Given entries →
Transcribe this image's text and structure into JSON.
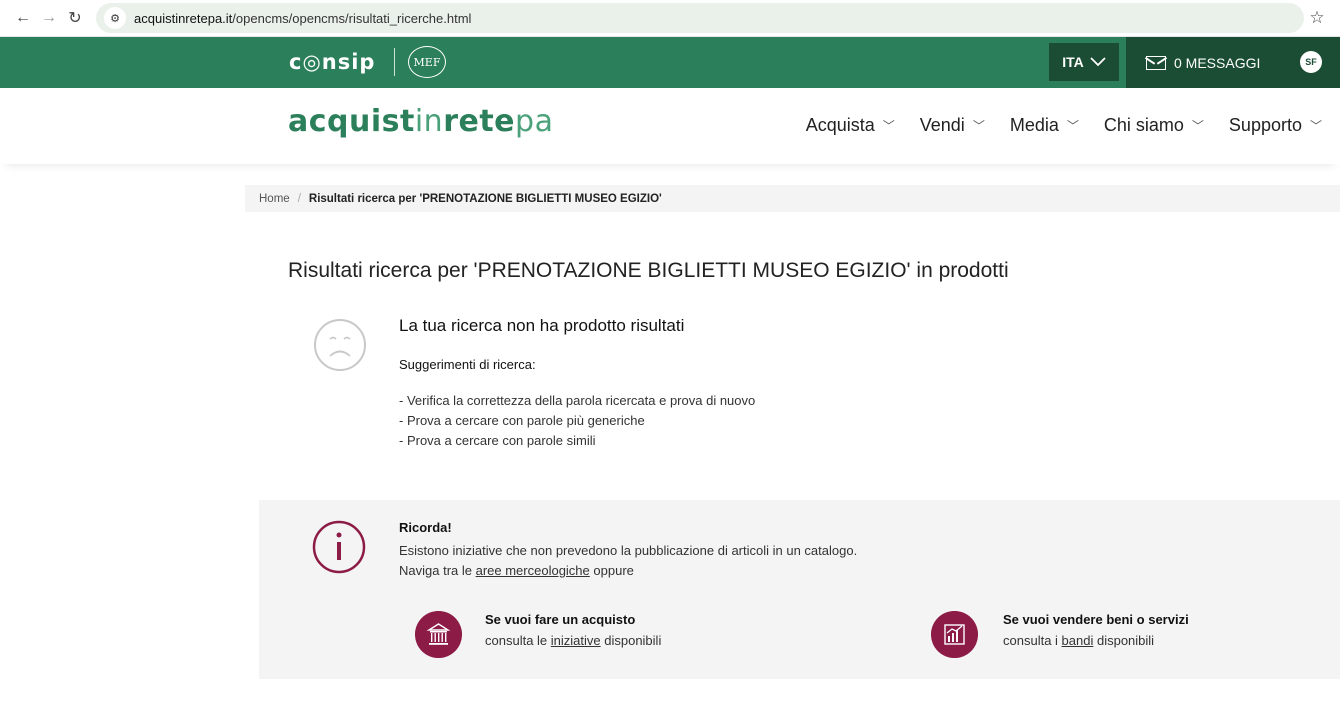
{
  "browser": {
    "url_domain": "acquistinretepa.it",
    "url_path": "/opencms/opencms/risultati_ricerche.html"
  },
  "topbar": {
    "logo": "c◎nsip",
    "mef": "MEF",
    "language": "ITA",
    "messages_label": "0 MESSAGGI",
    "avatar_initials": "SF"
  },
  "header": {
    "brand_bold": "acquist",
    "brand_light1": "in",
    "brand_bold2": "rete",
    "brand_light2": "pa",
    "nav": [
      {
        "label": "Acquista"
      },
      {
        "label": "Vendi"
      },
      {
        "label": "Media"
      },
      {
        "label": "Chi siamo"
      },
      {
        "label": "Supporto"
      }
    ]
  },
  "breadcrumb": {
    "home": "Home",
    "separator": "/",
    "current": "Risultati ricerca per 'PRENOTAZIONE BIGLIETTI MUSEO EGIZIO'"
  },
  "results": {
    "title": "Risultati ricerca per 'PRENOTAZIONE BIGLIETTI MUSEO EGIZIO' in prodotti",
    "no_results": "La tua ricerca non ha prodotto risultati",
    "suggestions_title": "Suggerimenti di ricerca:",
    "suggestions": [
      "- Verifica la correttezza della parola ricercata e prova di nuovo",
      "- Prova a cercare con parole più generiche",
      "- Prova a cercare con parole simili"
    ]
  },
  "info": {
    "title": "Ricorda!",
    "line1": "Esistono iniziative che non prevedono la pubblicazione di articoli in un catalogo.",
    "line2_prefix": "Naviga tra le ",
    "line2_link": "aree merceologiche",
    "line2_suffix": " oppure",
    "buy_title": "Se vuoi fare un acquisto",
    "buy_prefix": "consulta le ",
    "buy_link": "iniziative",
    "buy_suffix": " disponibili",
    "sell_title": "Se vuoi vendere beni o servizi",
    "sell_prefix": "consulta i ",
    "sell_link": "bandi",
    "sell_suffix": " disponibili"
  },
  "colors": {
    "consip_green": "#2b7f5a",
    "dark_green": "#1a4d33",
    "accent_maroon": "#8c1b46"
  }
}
---
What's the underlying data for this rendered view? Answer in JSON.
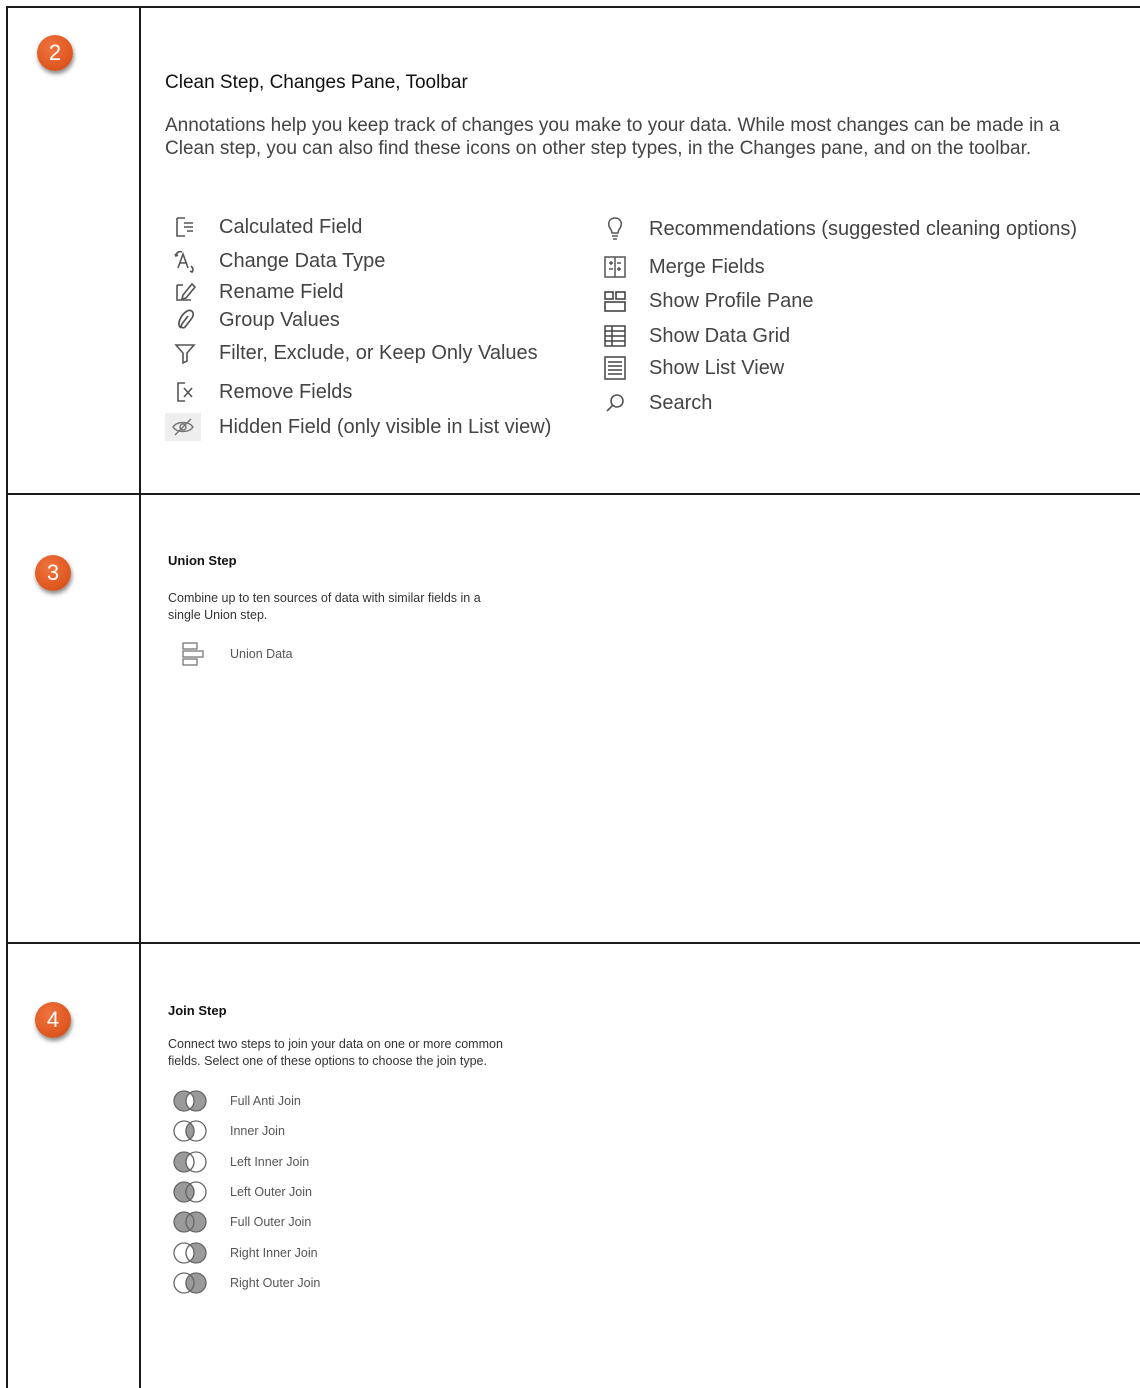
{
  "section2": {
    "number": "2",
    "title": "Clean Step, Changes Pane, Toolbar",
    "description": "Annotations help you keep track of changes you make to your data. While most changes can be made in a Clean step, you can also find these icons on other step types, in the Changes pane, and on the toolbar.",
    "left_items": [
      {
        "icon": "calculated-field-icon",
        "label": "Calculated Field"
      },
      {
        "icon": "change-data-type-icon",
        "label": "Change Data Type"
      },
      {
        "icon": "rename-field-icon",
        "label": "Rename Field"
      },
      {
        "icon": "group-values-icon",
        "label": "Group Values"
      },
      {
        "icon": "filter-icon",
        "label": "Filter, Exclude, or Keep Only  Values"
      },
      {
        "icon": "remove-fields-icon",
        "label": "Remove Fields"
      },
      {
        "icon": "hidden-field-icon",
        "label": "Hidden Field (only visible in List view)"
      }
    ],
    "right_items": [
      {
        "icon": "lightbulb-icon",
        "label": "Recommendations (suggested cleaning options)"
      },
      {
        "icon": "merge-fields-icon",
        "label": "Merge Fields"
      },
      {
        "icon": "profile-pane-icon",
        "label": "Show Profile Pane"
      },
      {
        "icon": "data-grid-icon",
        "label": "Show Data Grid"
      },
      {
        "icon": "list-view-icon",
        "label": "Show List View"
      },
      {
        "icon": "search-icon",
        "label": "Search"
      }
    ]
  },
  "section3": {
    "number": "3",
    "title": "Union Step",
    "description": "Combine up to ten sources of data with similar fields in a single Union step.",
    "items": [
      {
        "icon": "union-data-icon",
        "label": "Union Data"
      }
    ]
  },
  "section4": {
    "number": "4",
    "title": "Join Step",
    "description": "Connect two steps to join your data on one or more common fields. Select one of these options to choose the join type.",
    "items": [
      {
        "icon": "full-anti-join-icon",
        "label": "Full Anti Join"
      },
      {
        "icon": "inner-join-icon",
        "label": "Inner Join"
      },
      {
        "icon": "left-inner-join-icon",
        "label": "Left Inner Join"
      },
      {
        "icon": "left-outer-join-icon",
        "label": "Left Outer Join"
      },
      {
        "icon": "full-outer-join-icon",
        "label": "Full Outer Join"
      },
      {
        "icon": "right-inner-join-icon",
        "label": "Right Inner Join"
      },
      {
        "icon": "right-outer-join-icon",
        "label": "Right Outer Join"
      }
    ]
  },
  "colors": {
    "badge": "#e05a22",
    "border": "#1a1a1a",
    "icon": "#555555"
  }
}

Exercise aim → Find and copy every line in the entries above where the string "vuoi" occurs.

Task response →
    "buy_title": "Se vuoi fare un acquisto",
    "sell_title": "Se vuoi vendere beni o servizi",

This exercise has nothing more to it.